**What you need to do**
In the records below, find each line with the word "journals" and copy it.

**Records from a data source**
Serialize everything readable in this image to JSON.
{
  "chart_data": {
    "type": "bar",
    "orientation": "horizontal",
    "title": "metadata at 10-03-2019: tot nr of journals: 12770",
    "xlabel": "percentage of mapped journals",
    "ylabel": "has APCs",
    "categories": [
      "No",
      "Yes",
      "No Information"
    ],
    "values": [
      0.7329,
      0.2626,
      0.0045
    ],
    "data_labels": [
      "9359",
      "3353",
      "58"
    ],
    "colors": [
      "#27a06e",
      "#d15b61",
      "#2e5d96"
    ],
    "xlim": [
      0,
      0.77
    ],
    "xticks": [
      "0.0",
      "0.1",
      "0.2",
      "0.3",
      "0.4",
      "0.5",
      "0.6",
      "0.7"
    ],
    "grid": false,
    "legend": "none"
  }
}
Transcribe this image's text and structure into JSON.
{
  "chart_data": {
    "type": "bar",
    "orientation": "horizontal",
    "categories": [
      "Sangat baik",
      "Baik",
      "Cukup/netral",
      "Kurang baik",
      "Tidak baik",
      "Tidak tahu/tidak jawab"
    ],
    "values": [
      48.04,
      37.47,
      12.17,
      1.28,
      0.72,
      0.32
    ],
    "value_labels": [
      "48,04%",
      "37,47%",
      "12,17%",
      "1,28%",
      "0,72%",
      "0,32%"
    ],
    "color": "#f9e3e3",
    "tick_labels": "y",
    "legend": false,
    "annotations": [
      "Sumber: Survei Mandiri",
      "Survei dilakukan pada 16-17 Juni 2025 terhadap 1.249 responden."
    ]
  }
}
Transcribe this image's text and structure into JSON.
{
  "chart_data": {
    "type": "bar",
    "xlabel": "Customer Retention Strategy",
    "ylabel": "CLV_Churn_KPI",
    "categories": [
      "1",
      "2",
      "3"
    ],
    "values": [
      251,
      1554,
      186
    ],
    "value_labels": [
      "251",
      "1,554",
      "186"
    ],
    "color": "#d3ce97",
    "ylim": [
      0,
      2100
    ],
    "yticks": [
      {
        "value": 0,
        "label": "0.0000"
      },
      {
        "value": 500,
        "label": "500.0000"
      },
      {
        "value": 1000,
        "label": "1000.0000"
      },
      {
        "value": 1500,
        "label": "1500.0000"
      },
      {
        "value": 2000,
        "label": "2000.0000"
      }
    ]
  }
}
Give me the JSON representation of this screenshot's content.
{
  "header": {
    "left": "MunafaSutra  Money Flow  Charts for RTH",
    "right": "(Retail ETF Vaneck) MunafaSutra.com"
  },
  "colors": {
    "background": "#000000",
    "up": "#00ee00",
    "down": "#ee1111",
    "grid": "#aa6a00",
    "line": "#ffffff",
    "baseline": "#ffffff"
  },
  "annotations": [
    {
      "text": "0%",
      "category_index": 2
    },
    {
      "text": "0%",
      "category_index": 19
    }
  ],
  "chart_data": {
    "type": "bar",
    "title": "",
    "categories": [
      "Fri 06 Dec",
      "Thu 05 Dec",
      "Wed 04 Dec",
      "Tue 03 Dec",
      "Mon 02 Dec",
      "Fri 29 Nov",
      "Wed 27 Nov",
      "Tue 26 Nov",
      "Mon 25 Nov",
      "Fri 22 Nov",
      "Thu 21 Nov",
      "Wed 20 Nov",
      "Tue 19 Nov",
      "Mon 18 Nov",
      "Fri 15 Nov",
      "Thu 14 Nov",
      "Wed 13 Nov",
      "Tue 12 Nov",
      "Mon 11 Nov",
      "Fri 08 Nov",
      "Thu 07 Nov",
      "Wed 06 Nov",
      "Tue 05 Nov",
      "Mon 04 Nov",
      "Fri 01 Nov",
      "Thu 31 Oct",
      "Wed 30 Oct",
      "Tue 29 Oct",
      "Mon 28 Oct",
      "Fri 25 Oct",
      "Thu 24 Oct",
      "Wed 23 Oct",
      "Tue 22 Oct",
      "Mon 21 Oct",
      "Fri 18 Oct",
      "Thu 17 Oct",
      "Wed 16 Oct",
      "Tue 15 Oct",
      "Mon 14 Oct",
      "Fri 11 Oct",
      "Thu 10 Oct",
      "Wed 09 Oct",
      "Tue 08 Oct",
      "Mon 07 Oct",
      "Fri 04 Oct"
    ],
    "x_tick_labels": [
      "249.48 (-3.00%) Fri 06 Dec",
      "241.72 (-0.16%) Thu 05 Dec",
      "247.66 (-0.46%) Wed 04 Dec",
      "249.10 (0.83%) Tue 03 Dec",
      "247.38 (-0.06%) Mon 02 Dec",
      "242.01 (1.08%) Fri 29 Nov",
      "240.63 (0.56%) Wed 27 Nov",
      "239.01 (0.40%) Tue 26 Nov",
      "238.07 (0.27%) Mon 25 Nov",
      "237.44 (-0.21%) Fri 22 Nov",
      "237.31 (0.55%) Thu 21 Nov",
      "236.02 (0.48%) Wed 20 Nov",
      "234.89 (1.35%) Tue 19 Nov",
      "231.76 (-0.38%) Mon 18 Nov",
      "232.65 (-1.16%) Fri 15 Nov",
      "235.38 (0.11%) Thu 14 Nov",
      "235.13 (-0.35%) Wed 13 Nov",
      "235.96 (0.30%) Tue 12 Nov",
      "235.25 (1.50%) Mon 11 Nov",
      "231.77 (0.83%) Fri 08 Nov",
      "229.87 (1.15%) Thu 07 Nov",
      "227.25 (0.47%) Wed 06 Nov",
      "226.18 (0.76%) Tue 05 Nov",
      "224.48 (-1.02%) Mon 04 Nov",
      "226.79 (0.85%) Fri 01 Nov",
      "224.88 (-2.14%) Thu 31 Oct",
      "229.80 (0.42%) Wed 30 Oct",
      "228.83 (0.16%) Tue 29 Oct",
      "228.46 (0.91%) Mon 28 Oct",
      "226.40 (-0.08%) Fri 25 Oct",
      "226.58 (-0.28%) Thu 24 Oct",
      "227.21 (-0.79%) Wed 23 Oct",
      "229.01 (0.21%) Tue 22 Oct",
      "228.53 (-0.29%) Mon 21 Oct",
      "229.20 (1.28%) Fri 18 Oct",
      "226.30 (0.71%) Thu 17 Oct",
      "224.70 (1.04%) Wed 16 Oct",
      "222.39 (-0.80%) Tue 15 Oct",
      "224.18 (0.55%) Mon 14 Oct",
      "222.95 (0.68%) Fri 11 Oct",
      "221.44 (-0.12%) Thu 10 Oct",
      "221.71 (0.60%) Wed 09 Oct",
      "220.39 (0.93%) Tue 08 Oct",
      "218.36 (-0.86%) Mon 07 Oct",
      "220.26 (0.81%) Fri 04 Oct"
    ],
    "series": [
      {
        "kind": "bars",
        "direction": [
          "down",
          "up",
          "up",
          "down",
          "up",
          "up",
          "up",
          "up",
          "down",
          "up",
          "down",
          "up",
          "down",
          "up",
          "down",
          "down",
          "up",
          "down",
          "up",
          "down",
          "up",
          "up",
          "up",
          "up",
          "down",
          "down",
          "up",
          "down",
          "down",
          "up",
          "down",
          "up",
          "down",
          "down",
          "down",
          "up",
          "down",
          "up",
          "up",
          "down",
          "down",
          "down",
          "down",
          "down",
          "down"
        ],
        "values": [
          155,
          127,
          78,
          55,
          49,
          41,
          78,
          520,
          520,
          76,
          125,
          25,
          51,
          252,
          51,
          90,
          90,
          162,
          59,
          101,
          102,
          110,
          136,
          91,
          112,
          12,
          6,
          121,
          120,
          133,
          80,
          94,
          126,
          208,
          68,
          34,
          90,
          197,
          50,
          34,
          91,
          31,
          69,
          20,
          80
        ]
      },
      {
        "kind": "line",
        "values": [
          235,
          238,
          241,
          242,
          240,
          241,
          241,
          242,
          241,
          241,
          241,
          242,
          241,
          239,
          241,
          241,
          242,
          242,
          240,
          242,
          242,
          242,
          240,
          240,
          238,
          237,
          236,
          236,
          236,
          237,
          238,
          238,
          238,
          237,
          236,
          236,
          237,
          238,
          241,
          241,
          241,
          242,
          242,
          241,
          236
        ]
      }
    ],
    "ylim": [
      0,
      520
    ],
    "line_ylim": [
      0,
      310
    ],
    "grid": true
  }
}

**Answer for the task**
    "title": "metadata at 10-03-2019: tot nr of journals: 12770",
    "xlabel": "percentage of mapped journals",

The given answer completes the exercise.